_Task directions_.
Beginning with the line that contains "Extract the structured", extract each line through the end of the listing below, with no additions or omissions.

━━━

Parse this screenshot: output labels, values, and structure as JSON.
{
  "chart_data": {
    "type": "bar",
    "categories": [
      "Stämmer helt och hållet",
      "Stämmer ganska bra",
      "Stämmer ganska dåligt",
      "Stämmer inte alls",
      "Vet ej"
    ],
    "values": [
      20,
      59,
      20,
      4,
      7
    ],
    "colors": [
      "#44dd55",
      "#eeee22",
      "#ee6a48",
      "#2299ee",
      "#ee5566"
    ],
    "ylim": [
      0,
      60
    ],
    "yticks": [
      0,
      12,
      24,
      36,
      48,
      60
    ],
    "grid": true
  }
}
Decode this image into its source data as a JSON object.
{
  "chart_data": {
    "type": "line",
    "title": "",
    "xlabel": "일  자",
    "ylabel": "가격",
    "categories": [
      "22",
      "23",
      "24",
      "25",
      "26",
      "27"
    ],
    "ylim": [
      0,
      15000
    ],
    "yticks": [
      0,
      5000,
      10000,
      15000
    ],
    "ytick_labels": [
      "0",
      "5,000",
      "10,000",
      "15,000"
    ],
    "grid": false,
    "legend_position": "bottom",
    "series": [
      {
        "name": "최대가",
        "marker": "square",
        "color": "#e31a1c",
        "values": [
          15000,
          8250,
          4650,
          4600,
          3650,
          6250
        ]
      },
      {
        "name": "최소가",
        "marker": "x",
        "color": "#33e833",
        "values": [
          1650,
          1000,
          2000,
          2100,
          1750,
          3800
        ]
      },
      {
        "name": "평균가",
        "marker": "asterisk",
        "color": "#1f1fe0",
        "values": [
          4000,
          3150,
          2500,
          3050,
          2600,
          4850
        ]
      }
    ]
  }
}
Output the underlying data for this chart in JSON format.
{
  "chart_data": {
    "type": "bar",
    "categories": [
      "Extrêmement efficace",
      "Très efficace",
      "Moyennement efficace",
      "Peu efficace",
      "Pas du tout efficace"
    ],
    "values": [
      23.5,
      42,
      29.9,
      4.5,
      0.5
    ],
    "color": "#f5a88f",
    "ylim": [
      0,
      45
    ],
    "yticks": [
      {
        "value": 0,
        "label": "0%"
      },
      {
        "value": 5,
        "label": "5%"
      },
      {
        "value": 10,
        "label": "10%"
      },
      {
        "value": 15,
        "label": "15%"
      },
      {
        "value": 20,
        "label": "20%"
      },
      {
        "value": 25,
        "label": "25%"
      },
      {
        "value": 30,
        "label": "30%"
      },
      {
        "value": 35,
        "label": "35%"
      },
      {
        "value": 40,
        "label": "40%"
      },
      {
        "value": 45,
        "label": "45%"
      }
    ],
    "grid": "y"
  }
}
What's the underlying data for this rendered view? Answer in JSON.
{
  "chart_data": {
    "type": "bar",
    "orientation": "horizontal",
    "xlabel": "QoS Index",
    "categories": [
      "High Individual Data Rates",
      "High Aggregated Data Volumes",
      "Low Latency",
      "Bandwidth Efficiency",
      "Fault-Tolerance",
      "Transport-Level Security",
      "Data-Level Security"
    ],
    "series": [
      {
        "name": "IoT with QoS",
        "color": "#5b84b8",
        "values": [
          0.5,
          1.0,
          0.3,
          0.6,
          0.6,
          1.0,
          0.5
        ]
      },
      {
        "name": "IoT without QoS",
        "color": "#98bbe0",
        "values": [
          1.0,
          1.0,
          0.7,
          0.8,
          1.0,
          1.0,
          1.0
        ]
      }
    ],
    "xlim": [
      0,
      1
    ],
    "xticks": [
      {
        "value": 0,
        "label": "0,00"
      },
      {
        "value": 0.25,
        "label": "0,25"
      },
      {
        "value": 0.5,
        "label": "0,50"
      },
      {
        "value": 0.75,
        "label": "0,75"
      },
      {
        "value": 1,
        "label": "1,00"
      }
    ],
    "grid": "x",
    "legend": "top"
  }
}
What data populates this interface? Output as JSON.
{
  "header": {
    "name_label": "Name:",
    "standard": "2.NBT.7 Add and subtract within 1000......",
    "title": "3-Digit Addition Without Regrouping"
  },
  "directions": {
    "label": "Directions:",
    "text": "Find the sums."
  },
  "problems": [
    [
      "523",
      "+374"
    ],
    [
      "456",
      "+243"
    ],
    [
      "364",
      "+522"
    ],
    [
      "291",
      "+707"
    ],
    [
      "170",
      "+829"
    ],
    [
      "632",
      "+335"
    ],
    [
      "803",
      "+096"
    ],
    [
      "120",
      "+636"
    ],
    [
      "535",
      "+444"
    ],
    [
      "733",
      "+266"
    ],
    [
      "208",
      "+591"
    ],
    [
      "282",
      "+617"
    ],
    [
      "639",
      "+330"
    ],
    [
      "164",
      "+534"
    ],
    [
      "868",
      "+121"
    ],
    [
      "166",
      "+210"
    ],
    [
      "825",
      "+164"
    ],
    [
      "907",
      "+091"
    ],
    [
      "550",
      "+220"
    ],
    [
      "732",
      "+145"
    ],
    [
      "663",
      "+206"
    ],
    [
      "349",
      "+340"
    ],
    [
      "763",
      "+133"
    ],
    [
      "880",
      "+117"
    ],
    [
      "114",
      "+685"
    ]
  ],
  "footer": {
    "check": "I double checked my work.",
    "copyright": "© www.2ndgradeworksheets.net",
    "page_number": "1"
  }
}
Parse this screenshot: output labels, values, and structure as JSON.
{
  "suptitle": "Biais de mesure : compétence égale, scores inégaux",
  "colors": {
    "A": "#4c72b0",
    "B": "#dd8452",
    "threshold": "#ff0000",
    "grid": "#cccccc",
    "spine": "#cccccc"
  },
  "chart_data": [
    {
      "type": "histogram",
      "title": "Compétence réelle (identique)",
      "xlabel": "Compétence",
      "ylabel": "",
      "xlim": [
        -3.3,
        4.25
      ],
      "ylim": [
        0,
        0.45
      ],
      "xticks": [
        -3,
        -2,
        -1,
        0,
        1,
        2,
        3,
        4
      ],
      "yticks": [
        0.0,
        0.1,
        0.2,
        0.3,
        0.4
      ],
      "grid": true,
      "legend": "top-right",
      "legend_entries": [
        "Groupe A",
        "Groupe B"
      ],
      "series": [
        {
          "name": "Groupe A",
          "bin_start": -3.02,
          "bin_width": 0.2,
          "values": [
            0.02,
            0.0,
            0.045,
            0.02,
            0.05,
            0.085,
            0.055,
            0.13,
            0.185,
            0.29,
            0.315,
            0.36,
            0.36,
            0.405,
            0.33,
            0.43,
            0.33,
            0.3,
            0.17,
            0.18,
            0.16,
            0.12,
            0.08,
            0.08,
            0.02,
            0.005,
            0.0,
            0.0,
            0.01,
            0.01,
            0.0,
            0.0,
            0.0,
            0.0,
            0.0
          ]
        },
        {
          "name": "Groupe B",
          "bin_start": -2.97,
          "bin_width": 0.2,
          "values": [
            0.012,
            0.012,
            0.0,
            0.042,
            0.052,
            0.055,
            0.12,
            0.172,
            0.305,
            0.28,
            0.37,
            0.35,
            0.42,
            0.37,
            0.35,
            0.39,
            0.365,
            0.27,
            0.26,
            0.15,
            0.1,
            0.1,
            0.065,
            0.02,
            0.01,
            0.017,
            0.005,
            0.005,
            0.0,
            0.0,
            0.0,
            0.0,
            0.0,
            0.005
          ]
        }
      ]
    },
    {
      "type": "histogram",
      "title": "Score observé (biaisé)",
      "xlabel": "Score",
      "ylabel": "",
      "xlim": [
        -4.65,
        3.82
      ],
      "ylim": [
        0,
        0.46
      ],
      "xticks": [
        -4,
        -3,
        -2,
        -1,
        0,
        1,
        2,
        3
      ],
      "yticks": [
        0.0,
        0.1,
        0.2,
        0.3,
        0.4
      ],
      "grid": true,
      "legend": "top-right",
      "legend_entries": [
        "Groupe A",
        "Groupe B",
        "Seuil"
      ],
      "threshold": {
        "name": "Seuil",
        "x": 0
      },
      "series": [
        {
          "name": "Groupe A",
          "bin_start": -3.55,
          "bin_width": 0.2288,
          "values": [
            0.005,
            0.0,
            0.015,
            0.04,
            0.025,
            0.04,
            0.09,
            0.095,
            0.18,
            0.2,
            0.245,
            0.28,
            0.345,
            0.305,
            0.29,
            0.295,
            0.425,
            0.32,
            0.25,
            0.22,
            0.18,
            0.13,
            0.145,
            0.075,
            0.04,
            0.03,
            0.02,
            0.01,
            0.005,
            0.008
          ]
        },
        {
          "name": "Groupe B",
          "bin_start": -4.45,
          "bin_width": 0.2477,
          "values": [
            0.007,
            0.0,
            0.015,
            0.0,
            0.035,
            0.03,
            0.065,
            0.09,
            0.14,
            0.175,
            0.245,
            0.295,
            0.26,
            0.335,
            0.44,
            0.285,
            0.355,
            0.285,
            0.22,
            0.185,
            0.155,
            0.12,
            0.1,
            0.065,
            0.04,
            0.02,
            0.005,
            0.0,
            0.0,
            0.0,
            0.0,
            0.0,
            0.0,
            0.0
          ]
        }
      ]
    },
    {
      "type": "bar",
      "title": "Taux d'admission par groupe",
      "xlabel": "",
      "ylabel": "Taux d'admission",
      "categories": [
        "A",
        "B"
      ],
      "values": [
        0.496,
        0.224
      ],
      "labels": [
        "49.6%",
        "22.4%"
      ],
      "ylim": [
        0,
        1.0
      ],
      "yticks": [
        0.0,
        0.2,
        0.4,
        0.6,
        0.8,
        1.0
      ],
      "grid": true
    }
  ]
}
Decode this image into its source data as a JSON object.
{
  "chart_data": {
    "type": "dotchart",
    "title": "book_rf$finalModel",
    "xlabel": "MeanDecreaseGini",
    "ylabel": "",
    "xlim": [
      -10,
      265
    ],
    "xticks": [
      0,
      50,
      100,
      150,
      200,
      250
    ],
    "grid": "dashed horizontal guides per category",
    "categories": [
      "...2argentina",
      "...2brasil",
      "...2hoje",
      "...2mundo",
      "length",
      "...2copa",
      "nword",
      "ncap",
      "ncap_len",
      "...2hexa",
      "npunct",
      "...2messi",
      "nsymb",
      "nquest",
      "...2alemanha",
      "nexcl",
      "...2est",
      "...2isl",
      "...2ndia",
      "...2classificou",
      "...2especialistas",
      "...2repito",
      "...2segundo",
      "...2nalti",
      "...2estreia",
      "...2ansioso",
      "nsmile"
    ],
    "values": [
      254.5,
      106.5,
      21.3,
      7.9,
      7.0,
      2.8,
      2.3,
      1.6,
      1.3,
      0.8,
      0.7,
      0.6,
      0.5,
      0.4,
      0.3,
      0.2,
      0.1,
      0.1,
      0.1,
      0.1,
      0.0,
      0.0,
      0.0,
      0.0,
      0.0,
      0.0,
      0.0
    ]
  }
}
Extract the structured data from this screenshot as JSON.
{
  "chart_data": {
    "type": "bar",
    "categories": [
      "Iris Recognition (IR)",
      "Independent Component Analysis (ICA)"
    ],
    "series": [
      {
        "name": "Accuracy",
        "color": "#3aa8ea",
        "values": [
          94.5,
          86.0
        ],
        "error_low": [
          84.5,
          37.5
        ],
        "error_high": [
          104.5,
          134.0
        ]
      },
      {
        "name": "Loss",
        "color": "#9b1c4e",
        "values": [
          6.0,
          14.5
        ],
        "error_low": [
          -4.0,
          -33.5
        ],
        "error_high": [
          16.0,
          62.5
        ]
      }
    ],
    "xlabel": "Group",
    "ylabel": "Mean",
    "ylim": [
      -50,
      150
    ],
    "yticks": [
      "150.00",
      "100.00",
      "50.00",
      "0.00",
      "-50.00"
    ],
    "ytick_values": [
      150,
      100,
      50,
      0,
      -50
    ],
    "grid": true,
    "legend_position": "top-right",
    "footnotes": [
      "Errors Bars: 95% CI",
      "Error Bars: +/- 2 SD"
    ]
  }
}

━━━

_Written answer_.
Extract the structured data from this screenshot as JSON.
{
  "chart_data": {
    "type": "bar",
    "categories": [
      "Iris Recognition (IR)",
      "Independent Component Analysis (ICA)"
    ],
    "series": [
      {
        "name": "Accuracy",
        "color": "#3aa8ea",
        "values": [
          94.5,
          86.0
        ],
        "error_low": [
          84.5,
          37.5
        ],
        "error_high": [
          104.5,
          134.0
        ]
      },
      {
        "name": "Loss",
        "color": "#9b1c4e",
        "values": [
          6.0,
          14.5
        ],
        "error_low": [
          -4.0,
          -33.5
        ],
        "error_high": [
          16.0,
          62.5
        ]
      }
    ],
    "xlabel": "Group",
    "ylabel": "Mean",
    "ylim": [
      -50,
      150
    ],
    "yticks": [
      "150.00",
      "100.00",
      "50.00",
      "0.00",
      "-50.00"
    ],
    "ytick_values": [
      150,
      100,
      50,
      0,
      -50
    ],
    "grid": true,
    "legend_position": "top-right",
    "footnotes": [
      "Errors Bars: 95% CI",
      "Error Bars: +/- 2 SD"
    ]
  }
}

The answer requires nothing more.